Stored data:
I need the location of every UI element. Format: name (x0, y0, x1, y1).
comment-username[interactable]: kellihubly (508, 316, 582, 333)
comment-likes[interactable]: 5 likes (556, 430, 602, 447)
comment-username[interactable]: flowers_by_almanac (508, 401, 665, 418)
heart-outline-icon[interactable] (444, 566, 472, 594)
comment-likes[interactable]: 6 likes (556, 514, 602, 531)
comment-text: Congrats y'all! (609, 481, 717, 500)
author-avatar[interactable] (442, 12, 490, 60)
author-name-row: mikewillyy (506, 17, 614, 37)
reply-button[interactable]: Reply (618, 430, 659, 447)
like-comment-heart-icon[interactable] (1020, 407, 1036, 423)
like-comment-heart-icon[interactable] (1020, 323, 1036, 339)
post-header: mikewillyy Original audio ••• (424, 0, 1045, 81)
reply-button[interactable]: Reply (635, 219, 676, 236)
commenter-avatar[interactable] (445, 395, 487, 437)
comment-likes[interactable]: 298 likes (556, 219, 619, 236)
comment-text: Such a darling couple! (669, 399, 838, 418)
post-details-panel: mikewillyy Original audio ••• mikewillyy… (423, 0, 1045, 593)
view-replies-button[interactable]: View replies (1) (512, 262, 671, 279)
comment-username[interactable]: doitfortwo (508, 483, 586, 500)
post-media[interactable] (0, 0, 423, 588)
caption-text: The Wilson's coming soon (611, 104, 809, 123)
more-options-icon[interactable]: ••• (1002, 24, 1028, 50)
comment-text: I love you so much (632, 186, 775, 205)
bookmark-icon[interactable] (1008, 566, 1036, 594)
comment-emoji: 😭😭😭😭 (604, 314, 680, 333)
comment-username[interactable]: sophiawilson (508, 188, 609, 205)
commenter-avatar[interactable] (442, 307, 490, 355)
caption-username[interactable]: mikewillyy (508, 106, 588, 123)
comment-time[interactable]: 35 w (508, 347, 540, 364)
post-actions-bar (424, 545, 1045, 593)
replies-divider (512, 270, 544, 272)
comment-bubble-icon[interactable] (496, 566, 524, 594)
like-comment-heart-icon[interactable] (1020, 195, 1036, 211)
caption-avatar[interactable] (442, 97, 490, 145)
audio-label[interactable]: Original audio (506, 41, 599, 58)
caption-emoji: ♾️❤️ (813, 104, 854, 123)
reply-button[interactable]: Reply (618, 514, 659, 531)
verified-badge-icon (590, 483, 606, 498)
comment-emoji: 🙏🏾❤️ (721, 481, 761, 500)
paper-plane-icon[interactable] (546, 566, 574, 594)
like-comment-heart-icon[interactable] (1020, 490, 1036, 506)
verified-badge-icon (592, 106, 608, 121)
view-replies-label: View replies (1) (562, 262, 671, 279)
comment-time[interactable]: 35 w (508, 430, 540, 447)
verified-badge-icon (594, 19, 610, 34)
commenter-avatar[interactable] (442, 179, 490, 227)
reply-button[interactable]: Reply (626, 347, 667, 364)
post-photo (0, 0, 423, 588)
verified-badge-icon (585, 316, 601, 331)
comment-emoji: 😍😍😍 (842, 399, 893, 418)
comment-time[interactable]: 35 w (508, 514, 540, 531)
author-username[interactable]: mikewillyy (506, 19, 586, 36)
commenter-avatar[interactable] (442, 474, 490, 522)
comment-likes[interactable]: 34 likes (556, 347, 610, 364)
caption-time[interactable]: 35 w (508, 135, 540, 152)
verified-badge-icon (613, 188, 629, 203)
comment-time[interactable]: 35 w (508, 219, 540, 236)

--

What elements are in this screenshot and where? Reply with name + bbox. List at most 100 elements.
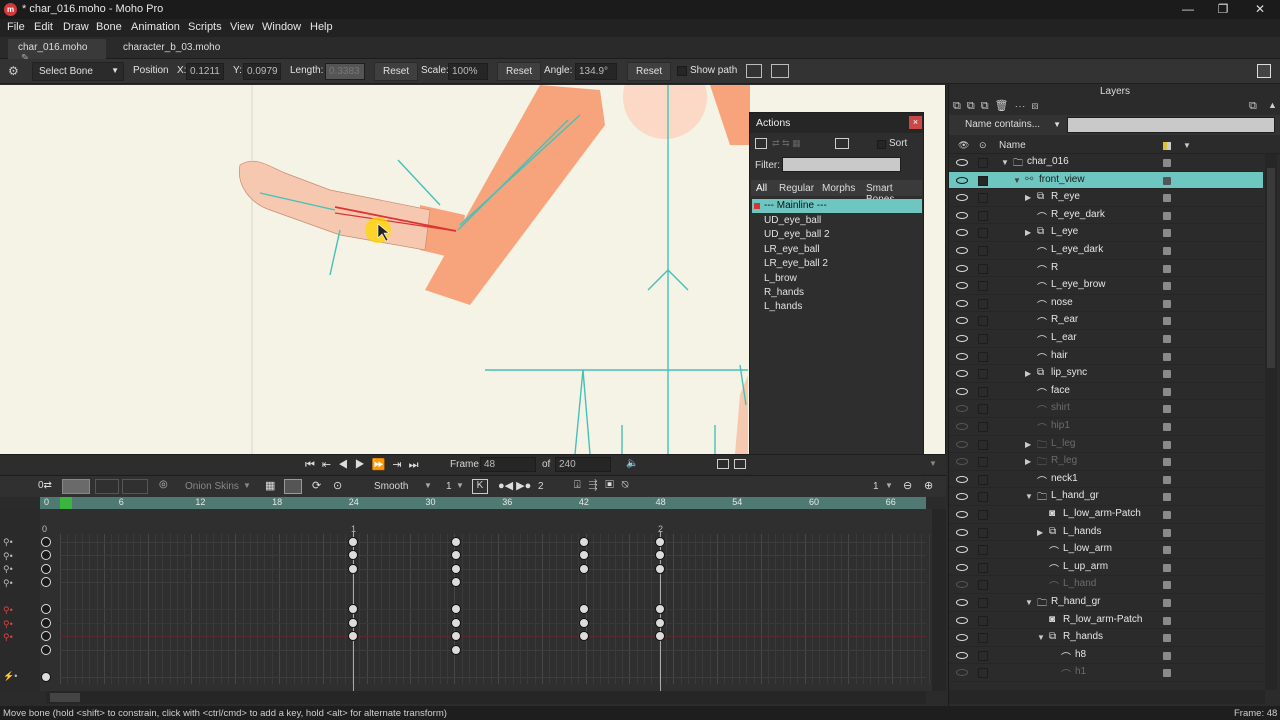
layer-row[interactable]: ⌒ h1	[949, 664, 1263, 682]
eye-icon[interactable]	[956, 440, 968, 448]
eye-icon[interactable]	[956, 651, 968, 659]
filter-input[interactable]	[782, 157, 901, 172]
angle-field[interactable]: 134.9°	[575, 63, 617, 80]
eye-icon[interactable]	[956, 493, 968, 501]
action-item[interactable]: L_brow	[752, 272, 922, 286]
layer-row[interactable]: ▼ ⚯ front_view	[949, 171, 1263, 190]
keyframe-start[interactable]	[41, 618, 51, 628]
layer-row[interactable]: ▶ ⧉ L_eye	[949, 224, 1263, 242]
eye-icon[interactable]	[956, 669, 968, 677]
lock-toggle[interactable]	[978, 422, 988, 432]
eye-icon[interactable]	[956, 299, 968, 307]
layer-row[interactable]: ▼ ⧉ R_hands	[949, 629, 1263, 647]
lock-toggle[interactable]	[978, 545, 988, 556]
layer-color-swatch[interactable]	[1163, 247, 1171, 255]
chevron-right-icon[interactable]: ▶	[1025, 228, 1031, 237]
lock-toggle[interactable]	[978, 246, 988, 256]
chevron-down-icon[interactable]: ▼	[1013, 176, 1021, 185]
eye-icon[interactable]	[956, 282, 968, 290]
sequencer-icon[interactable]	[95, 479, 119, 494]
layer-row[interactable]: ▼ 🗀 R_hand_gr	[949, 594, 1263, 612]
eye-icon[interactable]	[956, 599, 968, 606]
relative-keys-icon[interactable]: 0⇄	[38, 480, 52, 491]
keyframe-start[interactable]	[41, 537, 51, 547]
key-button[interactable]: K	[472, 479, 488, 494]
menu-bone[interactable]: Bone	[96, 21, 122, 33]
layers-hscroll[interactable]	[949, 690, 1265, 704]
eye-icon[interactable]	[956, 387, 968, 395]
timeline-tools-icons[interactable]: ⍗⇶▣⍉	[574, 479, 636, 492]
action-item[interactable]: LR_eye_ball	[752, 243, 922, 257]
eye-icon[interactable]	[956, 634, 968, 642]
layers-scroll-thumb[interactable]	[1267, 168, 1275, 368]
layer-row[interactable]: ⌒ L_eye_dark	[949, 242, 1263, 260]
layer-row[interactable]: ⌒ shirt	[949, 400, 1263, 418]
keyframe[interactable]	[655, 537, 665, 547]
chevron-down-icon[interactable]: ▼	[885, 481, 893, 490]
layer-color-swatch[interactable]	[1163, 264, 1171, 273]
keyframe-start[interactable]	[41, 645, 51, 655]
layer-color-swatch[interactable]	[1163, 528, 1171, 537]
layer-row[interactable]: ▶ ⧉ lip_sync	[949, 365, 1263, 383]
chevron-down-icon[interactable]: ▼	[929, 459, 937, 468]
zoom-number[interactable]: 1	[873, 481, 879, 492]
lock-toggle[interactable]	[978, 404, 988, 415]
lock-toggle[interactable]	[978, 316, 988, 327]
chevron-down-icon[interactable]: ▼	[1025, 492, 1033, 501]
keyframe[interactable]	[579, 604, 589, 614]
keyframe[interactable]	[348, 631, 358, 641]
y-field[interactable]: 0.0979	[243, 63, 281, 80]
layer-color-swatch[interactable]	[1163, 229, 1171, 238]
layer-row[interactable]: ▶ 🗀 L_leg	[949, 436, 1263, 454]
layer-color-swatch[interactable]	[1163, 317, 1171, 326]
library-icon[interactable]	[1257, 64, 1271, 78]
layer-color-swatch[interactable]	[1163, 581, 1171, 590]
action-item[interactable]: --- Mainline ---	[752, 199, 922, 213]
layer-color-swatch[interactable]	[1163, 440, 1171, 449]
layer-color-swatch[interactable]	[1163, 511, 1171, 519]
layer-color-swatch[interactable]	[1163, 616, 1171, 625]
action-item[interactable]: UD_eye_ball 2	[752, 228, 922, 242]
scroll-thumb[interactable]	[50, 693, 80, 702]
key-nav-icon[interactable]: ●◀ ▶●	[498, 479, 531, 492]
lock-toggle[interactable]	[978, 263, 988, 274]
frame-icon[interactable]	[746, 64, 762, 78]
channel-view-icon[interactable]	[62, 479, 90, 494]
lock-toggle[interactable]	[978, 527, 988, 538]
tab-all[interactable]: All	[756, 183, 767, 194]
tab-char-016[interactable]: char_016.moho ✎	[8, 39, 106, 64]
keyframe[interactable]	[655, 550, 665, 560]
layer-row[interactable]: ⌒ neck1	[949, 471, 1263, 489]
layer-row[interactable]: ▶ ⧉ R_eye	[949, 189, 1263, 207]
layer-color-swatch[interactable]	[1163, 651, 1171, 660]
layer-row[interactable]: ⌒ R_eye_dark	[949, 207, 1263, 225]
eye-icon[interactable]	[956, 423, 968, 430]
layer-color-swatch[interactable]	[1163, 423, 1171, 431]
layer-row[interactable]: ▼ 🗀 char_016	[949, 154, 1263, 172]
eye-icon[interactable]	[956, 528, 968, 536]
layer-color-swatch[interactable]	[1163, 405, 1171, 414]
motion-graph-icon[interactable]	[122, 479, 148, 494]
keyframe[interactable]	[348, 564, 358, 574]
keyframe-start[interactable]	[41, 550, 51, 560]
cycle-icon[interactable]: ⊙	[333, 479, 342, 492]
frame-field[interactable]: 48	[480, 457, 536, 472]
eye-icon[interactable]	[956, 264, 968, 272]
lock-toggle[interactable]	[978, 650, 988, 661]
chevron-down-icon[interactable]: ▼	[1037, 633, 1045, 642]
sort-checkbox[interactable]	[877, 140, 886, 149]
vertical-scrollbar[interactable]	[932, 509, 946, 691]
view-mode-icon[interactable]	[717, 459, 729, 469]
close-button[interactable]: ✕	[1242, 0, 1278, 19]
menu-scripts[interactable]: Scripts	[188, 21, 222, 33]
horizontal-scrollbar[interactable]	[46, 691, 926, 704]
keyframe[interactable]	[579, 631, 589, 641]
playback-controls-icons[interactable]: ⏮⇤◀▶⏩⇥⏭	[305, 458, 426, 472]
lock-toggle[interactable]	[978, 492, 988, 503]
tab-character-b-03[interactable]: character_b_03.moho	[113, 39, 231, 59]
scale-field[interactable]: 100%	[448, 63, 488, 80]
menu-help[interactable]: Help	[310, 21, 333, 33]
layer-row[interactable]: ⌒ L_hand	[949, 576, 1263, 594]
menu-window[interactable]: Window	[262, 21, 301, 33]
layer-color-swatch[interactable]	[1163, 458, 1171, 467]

Task objective → Return, word for word, every line of the data above from the one containing "I need the location" down to the one containing "like-comment-heart-icon[interactable] (1020, 407, 1036, 423)", with both of those lines included.

The output →
I need the location of every UI element. Format: name (x0, y0, x1, y1).
comment-username[interactable]: kellihubly (508, 316, 582, 333)
comment-likes[interactable]: 5 likes (556, 430, 602, 447)
comment-username[interactable]: flowers_by_almanac (508, 401, 665, 418)
heart-outline-icon[interactable] (444, 566, 472, 594)
comment-likes[interactable]: 6 likes (556, 514, 602, 531)
comment-text: Congrats y'all! (609, 481, 717, 500)
author-avatar[interactable] (442, 12, 490, 60)
author-name-row: mikewillyy (506, 17, 614, 37)
reply-button[interactable]: Reply (618, 430, 659, 447)
like-comment-heart-icon[interactable] (1020, 407, 1036, 423)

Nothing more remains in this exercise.